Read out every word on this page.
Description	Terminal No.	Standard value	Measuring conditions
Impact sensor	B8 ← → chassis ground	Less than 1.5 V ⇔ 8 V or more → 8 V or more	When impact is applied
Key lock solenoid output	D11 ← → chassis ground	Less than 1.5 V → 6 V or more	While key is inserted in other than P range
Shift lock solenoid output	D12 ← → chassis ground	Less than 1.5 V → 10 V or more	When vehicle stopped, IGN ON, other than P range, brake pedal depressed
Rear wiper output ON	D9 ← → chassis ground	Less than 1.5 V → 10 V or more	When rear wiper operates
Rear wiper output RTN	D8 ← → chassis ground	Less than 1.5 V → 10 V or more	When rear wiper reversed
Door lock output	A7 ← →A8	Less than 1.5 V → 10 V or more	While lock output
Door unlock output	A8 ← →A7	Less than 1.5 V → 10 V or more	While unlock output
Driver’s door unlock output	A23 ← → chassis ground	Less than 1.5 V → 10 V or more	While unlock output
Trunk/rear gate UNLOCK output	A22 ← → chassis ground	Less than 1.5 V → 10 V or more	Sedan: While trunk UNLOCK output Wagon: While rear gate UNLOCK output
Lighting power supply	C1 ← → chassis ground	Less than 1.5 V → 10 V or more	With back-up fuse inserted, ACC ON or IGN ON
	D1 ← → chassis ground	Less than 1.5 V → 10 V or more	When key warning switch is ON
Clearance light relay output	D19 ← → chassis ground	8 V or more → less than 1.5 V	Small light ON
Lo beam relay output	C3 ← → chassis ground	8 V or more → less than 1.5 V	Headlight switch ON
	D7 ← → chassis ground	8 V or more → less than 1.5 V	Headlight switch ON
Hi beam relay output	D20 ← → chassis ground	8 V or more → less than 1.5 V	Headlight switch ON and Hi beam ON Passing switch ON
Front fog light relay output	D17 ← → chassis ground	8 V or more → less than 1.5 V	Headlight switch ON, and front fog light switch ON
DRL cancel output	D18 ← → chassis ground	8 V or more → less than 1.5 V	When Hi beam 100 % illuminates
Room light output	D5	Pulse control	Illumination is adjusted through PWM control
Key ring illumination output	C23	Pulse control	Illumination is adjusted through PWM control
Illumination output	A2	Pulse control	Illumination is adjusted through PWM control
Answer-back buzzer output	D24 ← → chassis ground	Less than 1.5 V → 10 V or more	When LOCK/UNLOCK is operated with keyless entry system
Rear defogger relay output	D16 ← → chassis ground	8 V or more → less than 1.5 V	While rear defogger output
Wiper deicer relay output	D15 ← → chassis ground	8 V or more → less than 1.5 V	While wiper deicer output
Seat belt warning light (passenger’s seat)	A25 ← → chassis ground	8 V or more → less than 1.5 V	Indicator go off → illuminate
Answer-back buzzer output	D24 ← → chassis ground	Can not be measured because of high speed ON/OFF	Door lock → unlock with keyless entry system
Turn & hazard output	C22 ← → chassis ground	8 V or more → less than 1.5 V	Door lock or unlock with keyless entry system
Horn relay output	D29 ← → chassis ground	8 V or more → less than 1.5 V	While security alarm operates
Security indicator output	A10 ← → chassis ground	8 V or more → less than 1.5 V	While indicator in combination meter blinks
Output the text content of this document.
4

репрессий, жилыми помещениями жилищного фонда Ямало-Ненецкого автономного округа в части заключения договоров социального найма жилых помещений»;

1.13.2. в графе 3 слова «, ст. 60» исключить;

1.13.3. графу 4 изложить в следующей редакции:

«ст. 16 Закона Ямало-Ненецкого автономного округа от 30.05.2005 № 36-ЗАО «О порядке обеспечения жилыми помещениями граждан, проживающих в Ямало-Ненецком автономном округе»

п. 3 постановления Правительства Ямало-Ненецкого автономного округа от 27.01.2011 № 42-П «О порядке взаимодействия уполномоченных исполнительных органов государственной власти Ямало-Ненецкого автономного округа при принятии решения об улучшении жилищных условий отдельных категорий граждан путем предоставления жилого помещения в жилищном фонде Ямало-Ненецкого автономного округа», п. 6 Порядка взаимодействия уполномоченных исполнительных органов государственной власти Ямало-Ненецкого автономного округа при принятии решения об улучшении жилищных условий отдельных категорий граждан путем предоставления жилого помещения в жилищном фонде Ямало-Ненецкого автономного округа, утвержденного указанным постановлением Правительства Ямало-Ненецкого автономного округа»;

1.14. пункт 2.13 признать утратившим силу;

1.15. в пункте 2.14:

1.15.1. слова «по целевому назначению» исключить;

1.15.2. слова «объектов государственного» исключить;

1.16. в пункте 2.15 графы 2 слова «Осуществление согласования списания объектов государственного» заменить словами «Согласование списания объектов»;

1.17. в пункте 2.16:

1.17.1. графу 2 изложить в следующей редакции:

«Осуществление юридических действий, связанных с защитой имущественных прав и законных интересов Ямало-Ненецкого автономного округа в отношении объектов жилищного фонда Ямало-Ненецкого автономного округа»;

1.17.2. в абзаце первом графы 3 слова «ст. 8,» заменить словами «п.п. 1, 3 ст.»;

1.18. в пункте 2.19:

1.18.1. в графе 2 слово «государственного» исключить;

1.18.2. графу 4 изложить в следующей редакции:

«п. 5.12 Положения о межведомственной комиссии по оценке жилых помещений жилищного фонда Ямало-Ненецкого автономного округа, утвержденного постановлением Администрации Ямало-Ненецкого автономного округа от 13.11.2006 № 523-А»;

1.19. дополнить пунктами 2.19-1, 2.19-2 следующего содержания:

####################

Problem details:
Every entry above needs to be quoted exactly.

Response below:
Read out every word on this page.
Description	Terminal No.	Standard value	Measuring conditions
Impact sensor	B8 ← → chassis ground	Less than 1.5 V ⇔ 8 V or more → 8 V or more	When impact is applied
Key lock solenoid output	D11 ← → chassis ground	Less than 1.5 V → 6 V or more	While key is inserted in other than P range
Shift lock solenoid output	D12 ← → chassis ground	Less than 1.5 V → 10 V or more	When vehicle stopped, IGN ON, other than P range, brake pedal depressed
Rear wiper output ON	D9 ← → chassis ground	Less than 1.5 V → 10 V or more	When rear wiper operates
Rear wiper output RTN	D8 ← → chassis ground	Less than 1.5 V → 10 V or more	When rear wiper reversed
Door lock output	A7 ← →A8	Less than 1.5 V → 10 V or more	While lock output
Door unlock output	A8 ← →A7	Less than 1.5 V → 10 V or more	While unlock output
Driver’s door unlock output	A23 ← → chassis ground	Less than 1.5 V → 10 V or more	While unlock output
Trunk/rear gate UNLOCK output	A22 ← → chassis ground	Less than 1.5 V → 10 V or more	Sedan: While trunk UNLOCK output Wagon: While rear gate UNLOCK output
Lighting power supply	C1 ← → chassis ground	Less than 1.5 V → 10 V or more	With back-up fuse inserted, ACC ON or IGN ON
	D1 ← → chassis ground	Less than 1.5 V → 10 V or more	When key warning switch is ON
Clearance light relay output	D19 ← → chassis ground	8 V or more → less than 1.5 V	Small light ON
Lo beam relay output	C3 ← → chassis ground	8 V or more → less than 1.5 V	Headlight switch ON
	D7 ← → chassis ground	8 V or more → less than 1.5 V	Headlight switch ON
Hi beam relay output	D20 ← → chassis ground	8 V or more → less than 1.5 V	Headlight switch ON and Hi beam ON Passing switch ON
Front fog light relay output	D17 ← → chassis ground	8 V or more → less than 1.5 V	Headlight switch ON, and front fog light switch ON
DRL cancel output	D18 ← → chassis ground	8 V or more → less than 1.5 V	When Hi beam 100 % illuminates
Room light output	D5	Pulse control	Illumination is adjusted through PWM control
Key ring illumination output	C23	Pulse control	Illumination is adjusted through PWM control
Illumination output	A2	Pulse control	Illumination is adjusted through PWM control
Answer-back buzzer output	D24 ← → chassis ground	Less than 1.5 V → 10 V or more	When LOCK/UNLOCK is operated with keyless entry system
Rear defogger relay output	D16 ← → chassis ground	8 V or more → less than 1.5 V	While rear defogger output
Wiper deicer relay output	D15 ← → chassis ground	8 V or more → less than 1.5 V	While wiper deicer output
Seat belt warning light (passenger’s seat)	A25 ← → chassis ground	8 V or more → less than 1.5 V	Indicator go off → illuminate
Answer-back buzzer output	D24 ← → chassis ground	Can not be measured because of high speed ON/OFF	Door lock → unlock with keyless entry system
Turn & hazard output	C22 ← → chassis ground	8 V or more → less than 1.5 V	Door lock or unlock with keyless entry system
Horn relay output	D29 ← → chassis ground	8 V or more → less than 1.5 V	While security alarm operates
Security indicator output	A10 ← → chassis ground	8 V or more → less than 1.5 V	While indicator in combination meter blinks
Output the text content of this document.
4

репрессий, жилыми помещениями жилищного фонда Ямало-Ненецкого автономного округа в части заключения договоров социального найма жилых помещений»;

1.13.2. в графе 3 слова «, ст. 60» исключить;

1.13.3. графу 4 изложить в следующей редакции:

«ст. 16 Закона Ямало-Ненецкого автономного округа от 30.05.2005 № 36-ЗАО «О порядке обеспечения жилыми помещениями граждан, проживающих в Ямало-Ненецком автономном округе»

п. 3 постановления Правительства Ямало-Ненецкого автономного округа от 27.01.2011 № 42-П «О порядке взаимодействия уполномоченных исполнительных органов государственной власти Ямало-Ненецкого автономного округа при принятии решения об улучшении жилищных условий отдельных категорий граждан путем предоставления жилого помещения в жилищном фонде Ямало-Ненецкого автономного округа», п. 6 Порядка взаимодействия уполномоченных исполнительных органов государственной власти Ямало-Ненецкого автономного округа при принятии решения об улучшении жилищных условий отдельных категорий граждан путем предоставления жилого помещения в жилищном фонде Ямало-Ненецкого автономного округа, утвержденного указанным постановлением Правительства Ямало-Ненецкого автономного округа»;

1.14. пункт 2.13 признать утратившим силу;

1.15. в пункте 2.14:

1.15.1. слова «по целевому назначению» исключить;

1.15.2. слова «объектов государственного» исключить;

1.16. в пункте 2.15 графы 2 слова «Осуществление согласования списания объектов государственного» заменить словами «Согласование списания объектов»;

1.17. в пункте 2.16:

1.17.1. графу 2 изложить в следующей редакции:

«Осуществление юридических действий, связанных с защитой имущественных прав и законных интересов Ямало-Ненецкого автономного округа в отношении объектов жилищного фонда Ямало-Ненецкого автономного округа»;

1.17.2. в абзаце первом графы 3 слова «ст. 8,» заменить словами «п.п. 1, 3 ст.»;

1.18. в пункте 2.19:

1.18.1. в графе 2 слово «государственного» исключить;

1.18.2. графу 4 изложить в следующей редакции:

«п. 5.12 Положения о межведомственной комиссии по оценке жилых помещений жилищного фонда Ямало-Ненецкого автономного округа, утвержденного постановлением Администрации Ямало-Ненецкого автономного округа от 13.11.2006 № 523-А»;

1.19. дополнить пунктами 2.19-1, 2.19-2 следующего содержания:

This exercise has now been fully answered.